SHORT TASK:
Copy out, word for word, everything from the start of the records down to the line containing "- y-tick-label: (100,00): [23, 184, 72, 200]", including that line.

*** EXCERPTED DATA

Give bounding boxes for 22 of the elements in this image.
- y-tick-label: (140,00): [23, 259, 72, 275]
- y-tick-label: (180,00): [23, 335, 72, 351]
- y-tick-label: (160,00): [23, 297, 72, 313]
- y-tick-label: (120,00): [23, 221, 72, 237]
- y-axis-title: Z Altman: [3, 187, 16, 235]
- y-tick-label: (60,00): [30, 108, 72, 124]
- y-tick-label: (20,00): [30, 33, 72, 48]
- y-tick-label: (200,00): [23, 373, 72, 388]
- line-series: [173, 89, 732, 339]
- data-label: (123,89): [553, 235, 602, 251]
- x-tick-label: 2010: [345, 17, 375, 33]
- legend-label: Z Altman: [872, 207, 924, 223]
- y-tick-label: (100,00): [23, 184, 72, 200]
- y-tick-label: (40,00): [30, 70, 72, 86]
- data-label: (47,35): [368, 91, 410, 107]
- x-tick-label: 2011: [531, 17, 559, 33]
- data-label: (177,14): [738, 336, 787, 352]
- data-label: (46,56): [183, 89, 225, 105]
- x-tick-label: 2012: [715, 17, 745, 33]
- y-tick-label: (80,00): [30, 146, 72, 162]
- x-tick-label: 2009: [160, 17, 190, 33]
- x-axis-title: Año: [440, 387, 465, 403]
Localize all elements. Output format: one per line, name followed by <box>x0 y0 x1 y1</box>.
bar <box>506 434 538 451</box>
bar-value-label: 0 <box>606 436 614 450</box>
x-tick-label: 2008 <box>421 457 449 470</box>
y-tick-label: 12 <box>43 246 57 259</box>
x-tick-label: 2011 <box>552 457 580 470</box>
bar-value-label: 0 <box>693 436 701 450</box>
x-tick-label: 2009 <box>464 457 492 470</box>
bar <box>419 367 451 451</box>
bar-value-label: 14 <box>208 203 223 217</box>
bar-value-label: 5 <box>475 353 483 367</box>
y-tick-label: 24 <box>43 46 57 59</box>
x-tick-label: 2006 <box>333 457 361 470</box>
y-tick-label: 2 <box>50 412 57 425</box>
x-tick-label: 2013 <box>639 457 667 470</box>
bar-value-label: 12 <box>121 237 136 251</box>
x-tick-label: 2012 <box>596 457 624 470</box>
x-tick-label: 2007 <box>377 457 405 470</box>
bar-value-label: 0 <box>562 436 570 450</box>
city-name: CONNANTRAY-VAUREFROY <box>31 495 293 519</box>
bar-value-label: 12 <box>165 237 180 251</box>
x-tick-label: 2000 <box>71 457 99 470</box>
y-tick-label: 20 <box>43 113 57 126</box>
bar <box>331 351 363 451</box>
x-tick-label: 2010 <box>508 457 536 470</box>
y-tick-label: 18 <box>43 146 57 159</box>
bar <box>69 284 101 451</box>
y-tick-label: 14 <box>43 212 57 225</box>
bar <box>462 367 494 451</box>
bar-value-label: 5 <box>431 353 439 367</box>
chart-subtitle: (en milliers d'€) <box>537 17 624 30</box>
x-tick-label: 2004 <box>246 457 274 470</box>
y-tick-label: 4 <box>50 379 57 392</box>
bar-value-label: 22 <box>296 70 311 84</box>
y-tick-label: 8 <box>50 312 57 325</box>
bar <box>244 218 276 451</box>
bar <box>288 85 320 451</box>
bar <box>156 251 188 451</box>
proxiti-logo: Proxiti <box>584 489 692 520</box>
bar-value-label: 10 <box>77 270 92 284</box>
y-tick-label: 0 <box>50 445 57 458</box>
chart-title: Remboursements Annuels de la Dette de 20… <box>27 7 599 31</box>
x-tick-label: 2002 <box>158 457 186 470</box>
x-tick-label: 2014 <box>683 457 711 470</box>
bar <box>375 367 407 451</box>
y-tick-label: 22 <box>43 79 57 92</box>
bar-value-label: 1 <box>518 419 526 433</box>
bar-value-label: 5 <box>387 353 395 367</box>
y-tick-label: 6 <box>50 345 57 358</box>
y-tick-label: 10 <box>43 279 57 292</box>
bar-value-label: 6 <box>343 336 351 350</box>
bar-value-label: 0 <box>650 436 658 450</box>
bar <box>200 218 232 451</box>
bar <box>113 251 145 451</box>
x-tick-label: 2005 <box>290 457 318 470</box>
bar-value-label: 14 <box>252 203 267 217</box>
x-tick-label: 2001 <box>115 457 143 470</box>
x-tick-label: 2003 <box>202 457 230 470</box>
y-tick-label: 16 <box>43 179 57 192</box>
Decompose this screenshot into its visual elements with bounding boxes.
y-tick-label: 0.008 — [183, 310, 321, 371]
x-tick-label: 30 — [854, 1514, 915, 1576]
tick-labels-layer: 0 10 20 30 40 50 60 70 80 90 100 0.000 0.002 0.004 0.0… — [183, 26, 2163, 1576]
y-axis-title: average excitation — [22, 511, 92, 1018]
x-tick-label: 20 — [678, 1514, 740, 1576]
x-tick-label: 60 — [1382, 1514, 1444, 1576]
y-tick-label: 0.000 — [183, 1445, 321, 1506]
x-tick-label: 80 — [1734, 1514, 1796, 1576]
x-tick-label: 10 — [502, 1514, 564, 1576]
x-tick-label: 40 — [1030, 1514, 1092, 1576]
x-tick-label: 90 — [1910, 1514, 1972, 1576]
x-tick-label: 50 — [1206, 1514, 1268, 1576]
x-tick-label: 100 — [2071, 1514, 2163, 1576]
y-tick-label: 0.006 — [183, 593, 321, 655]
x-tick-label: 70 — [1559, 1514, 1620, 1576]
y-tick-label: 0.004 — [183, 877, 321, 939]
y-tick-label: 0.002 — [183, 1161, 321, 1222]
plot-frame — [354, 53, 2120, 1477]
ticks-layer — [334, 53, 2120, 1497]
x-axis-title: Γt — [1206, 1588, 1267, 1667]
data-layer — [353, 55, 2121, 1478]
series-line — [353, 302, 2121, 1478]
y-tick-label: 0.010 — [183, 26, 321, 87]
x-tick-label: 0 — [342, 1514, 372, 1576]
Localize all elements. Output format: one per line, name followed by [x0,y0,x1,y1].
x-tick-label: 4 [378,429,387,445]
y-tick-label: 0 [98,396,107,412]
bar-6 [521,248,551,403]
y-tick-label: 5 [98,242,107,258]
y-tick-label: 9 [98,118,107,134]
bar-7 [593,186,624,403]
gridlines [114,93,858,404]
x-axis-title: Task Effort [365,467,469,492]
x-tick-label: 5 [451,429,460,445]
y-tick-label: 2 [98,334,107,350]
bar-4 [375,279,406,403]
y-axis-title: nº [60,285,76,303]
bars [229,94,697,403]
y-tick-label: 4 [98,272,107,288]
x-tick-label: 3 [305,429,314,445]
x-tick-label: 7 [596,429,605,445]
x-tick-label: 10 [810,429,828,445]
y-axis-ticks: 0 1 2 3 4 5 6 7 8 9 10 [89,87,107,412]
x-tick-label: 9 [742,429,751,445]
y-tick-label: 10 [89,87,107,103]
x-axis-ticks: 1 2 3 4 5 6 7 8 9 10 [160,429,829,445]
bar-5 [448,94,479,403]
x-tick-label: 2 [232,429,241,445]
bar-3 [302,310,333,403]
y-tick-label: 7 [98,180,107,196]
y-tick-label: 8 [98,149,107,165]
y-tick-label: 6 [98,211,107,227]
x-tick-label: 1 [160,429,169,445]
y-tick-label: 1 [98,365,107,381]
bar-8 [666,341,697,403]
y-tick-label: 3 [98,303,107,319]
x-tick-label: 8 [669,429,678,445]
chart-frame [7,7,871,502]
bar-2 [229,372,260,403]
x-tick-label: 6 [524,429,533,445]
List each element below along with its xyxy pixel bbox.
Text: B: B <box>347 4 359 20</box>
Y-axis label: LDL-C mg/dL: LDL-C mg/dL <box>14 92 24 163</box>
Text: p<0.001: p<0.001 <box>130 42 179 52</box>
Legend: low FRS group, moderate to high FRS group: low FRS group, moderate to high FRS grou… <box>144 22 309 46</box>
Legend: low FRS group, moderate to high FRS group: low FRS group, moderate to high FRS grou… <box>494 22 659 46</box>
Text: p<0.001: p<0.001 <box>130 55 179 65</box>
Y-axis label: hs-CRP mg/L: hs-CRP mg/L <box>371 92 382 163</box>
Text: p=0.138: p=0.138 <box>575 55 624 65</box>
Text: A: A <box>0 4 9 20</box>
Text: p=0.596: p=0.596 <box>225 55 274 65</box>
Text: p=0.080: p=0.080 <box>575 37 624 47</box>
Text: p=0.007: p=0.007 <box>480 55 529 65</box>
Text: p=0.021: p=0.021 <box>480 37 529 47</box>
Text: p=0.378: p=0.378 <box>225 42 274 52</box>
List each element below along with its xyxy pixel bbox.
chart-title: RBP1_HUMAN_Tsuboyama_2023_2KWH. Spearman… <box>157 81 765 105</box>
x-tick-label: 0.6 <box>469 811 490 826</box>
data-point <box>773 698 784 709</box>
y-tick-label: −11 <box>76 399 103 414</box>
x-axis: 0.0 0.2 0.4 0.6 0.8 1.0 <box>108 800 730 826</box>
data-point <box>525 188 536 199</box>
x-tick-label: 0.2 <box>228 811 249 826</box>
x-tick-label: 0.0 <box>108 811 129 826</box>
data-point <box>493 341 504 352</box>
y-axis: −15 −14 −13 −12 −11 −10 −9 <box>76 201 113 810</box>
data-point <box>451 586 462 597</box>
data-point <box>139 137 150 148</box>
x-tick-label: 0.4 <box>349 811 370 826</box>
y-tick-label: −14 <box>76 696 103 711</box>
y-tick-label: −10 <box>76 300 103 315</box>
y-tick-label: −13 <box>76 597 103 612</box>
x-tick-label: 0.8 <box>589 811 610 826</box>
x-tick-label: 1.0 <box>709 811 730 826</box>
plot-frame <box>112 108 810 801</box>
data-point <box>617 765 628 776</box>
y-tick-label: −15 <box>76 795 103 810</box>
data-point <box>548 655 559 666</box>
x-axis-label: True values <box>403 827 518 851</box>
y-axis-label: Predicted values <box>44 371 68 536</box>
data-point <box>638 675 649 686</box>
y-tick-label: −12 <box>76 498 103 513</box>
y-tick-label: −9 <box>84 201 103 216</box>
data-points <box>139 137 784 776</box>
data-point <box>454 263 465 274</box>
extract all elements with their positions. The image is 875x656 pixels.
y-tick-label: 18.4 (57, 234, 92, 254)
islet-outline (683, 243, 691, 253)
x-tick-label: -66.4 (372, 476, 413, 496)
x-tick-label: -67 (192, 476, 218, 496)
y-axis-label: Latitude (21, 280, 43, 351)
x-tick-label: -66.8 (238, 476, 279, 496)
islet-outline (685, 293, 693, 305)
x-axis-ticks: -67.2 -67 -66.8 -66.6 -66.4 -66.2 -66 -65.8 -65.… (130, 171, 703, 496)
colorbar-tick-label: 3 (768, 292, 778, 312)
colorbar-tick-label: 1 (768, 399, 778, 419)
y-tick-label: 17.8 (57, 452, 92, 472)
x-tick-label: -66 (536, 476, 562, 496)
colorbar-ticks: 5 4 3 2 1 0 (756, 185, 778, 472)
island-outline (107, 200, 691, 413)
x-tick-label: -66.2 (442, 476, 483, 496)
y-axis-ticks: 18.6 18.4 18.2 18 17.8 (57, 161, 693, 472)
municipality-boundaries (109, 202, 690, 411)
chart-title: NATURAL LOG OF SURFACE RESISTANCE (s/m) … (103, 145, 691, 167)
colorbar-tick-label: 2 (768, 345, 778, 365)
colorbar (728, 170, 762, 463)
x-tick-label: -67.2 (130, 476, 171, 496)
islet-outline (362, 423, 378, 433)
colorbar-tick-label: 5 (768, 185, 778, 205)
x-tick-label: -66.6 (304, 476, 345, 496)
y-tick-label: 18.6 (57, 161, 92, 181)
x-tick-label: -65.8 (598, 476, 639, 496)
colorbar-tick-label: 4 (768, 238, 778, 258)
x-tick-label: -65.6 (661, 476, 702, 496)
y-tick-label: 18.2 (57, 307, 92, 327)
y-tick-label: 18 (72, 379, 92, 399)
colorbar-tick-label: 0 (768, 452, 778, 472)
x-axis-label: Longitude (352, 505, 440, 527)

******

ANSWER BELOW:
Give bounding boxes for 22 of the elements in this image.
- y-tick-label: (140,00): [23, 259, 72, 275]
- y-tick-label: (180,00): [23, 335, 72, 351]
- y-tick-label: (160,00): [23, 297, 72, 313]
- y-tick-label: (120,00): [23, 221, 72, 237]
- y-axis-title: Z Altman: [3, 187, 16, 235]
- y-tick-label: (60,00): [30, 108, 72, 124]
- y-tick-label: (20,00): [30, 33, 72, 48]
- y-tick-label: (200,00): [23, 373, 72, 388]
- line-series: [173, 89, 732, 339]
- data-label: (123,89): [553, 235, 602, 251]
- x-tick-label: 2010: [345, 17, 375, 33]
- legend-label: Z Altman: [872, 207, 924, 223]
- y-tick-label: (100,00): [23, 184, 72, 200]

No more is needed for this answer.